■ Request: Pictures stay out of the copy; set down each line of the listing below exactly.

* * * *

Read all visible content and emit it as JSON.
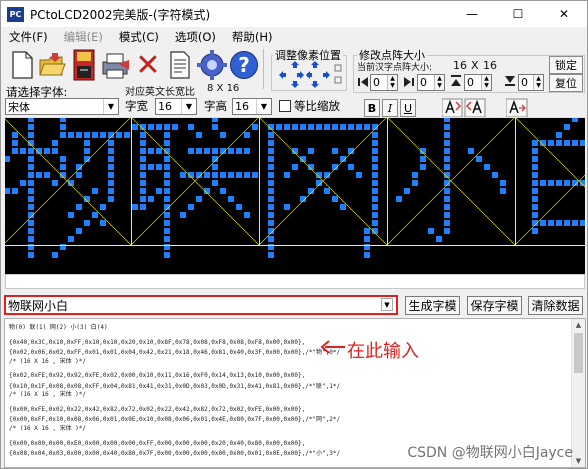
{
  "window": {
    "icon_text": "PC",
    "title": "PCtoLCD2002完美版-(字符模式)",
    "minimize": "—",
    "maximize": "☐",
    "close": "✕"
  },
  "menu": [
    {
      "label": "文件(F)",
      "enabled": true
    },
    {
      "label": "编辑(E)",
      "enabled": false
    },
    {
      "label": "模式(C)",
      "enabled": true
    },
    {
      "label": "选项(O)",
      "enabled": true
    },
    {
      "label": "帮助(H)",
      "enabled": true
    }
  ],
  "toolbar": {
    "icons": [
      "new-file-icon",
      "open-folder-icon",
      "save-icon",
      "print-icon",
      "delete-icon",
      "document-icon",
      "settings-gear-icon",
      "help-icon"
    ],
    "help_glyph": "?",
    "delete_glyph": "✕"
  },
  "pixel_adjust": {
    "title": "调整像素位置"
  },
  "dot_matrix": {
    "title": "修改点阵大小",
    "current_label": "当前汉字点阵大小:",
    "width": "16",
    "x": "X",
    "height": "16",
    "spin_values": [
      "0",
      "0",
      "0",
      "0"
    ],
    "lock_label": "锁定",
    "reset_label": "复位"
  },
  "font": {
    "select_label": "请选择字体:",
    "ascii_width_label": "对应英文长宽比",
    "ascii_ratio": "8 X 16",
    "font_name": "宋体",
    "width_label": "字宽",
    "width_value": "16",
    "height_label": "字高",
    "height_value": "16",
    "proportional_label": "等比缩放",
    "bold": "B",
    "italic": "I",
    "underline": "U"
  },
  "preview": {
    "characters": [
      "物",
      "联",
      "网",
      "小",
      "白"
    ],
    "grid_color": "#ffff00",
    "dot_color": "#1e7fff",
    "background": "#000000"
  },
  "input": {
    "value": "物联网小白"
  },
  "buttons": {
    "generate": "生成字模",
    "save": "保存字模",
    "clear": "清除数据"
  },
  "output": {
    "lines": [
      "物(0) 联(1) 网(2) 小(3) 白(4)",
      "",
      "{0x40,0x3C,0x10,0xFF,0x10,0x10,0x20,0x10,0x8F,0x78,0x08,0xF8,0x08,0xF8,0x00,0x00},",
      "{0x02,0x06,0x02,0xFF,0x01,0x01,0x04,0x42,0x21,0x18,0x46,0x81,0x40,0x3F,0x00,0x00},/*\"物\",0*/",
      "/* (16 X 16 , 宋体 )*/",
      "",
      "{0x02,0xFE,0x92,0x92,0xFE,0x02,0x00,0x10,0x11,0x16,0xF0,0x14,0x13,0x10,0x00,0x00},",
      "{0x10,0x1F,0x08,0x08,0xFF,0x04,0x81,0x41,0x31,0x0D,0x03,0x0D,0x31,0x41,0x81,0x00},/*\"联\",1*/",
      "/* (16 X 16 , 宋体 )*/",
      "",
      "{0x00,0xFE,0x02,0x22,0x42,0x82,0x72,0x02,0x22,0x42,0x82,0x72,0x02,0xFE,0x00,0x00},",
      "{0x00,0xFF,0x10,0x08,0x06,0x01,0x0E,0x10,0x08,0x06,0x01,0x4E,0x80,0x7F,0x00,0x00},/*\"网\",2*/",
      "/* (16 X 16 , 宋体 )*/",
      "",
      "{0x00,0x00,0x00,0xE0,0x00,0x00,0x00,0xFF,0x00,0x00,0x00,0x20,0x40,0x80,0x00,0x00},",
      "{0x08,0x04,0x03,0x00,0x00,0x40,0x80,0x7F,0x00,0x00,0x00,0x00,0x00,0x01,0x0E,0x00},/*\"小\",3*/"
    ]
  },
  "annotation": {
    "text": "在此输入",
    "color": "#e02020"
  },
  "watermark": "CSDN @物联网小白Jayce"
}
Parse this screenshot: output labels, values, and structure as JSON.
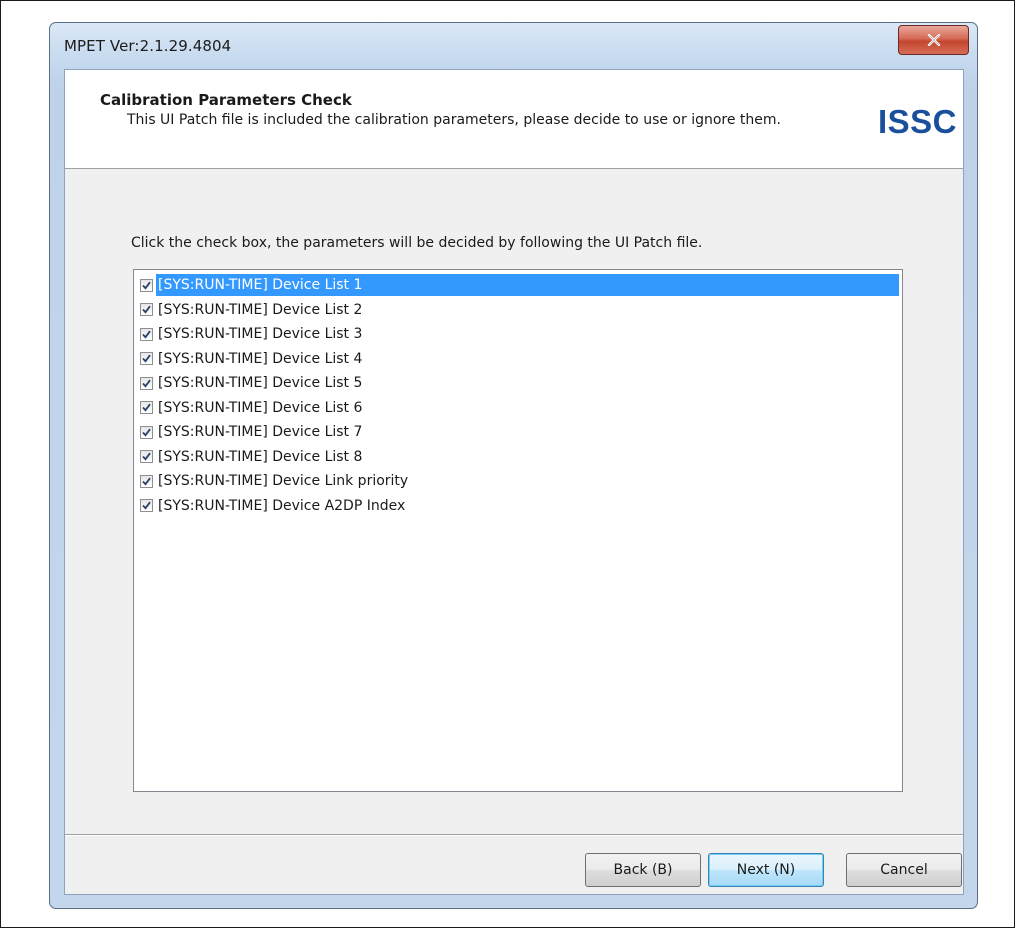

* * * *

■ Final result:
Read all visible content and emit it as JSON.
{
  "window": {
    "icon_text": "PC",
    "title": "PCtoLCD2002完美版-(字符模式)",
    "minimize": "—",
    "maximize": "☐",
    "close": "✕"
  },
  "menu": [
    {
      "label": "文件(F)",
      "enabled": true
    },
    {
      "label": "编辑(E)",
      "enabled": false
    },
    {
      "label": "模式(C)",
      "enabled": true
    },
    {
      "label": "选项(O)",
      "enabled": true
    },
    {
      "label": "帮助(H)",
      "enabled": true
    }
  ],
  "toolbar": {
    "icons": [
      "new-file-icon",
      "open-folder-icon",
      "save-icon",
      "print-icon",
      "delete-icon",
      "document-icon",
      "settings-gear-icon",
      "help-icon"
    ],
    "help_glyph": "?",
    "delete_glyph": "✕"
  },
  "pixel_adjust": {
    "title": "调整像素位置"
  },
  "dot_matrix": {
    "title": "修改点阵大小",
    "current_label": "当前汉字点阵大小:",
    "width": "16",
    "x": "X",
    "height": "16",
    "spin_values": [
      "0",
      "0",
      "0",
      "0"
    ],
    "lock_label": "锁定",
    "reset_label": "复位"
  },
  "font": {
    "select_label": "请选择字体:",
    "ascii_width_label": "对应英文长宽比",
    "ascii_ratio": "8 X 16",
    "font_name": "宋体",
    "width_label": "字宽",
    "width_value": "16",
    "height_label": "字高",
    "height_value": "16",
    "proportional_label": "等比缩放",
    "bold": "B",
    "italic": "I",
    "underline": "U"
  },
  "preview": {
    "characters": [
      "物",
      "联",
      "网",
      "小",
      "白"
    ],
    "grid_color": "#ffff00",
    "dot_color": "#1e7fff",
    "background": "#000000"
  },
  "input": {
    "value": "物联网小白"
  },
  "buttons": {
    "generate": "生成字模",
    "save": "保存字模",
    "clear": "清除数据"
  },
  "output": {
    "lines": [
      "物(0) 联(1) 网(2) 小(3) 白(4)",
      "",
      "{0x40,0x3C,0x10,0xFF,0x10,0x10,0x20,0x10,0x8F,0x78,0x08,0xF8,0x08,0xF8,0x00,0x00},",
      "{0x02,0x06,0x02,0xFF,0x01,0x01,0x04,0x42,0x21,0x18,0x46,0x81,0x40,0x3F,0x00,0x00},/*\"物\",0*/",
      "/* (16 X 16 , 宋体 )*/",
      "",
      "{0x02,0xFE,0x92,0x92,0xFE,0x02,0x00,0x10,0x11,0x16,0xF0,0x14,0x13,0x10,0x00,0x00},",
      "{0x10,0x1F,0x08,0x08,0xFF,0x04,0x81,0x41,0x31,0x0D,0x03,0x0D,0x31,0x41,0x81,0x00},/*\"联\",1*/",
      "/* (16 X 16 , 宋体 )*/",
      "",
      "{0x00,0xFE,0x02,0x22,0x42,0x82,0x72,0x02,0x22,0x42,0x82,0x72,0x02,0xFE,0x00,0x00},",
      "{0x00,0xFF,0x10,0x08,0x06,0x01,0x0E,0x10,0x08,0x06,0x01,0x4E,0x80,0x7F,0x00,0x00},/*\"网\",2*/",
      "/* (16 X 16 , 宋体 )*/",
      "",
      "{0x00,0x00,0x00,0xE0,0x00,0x00,0x00,0xFF,0x00,0x00,0x00,0x20,0x40,0x80,0x00,0x00},",
      "{0x08,0x04,0x03,0x00,0x00,0x40,0x80,0x7F,0x00,0x00,0x00,0x00,0x00,0x01,0x0E,0x00},/*\"小\",3*/"
    ]
  },
  "annotation": {
    "text": "在此输入",
    "color": "#e02020"
  },
  "watermark": "CSDN @物联网小白Jayce"
}
Parse this screenshot: output labels, values, and structure as JSON.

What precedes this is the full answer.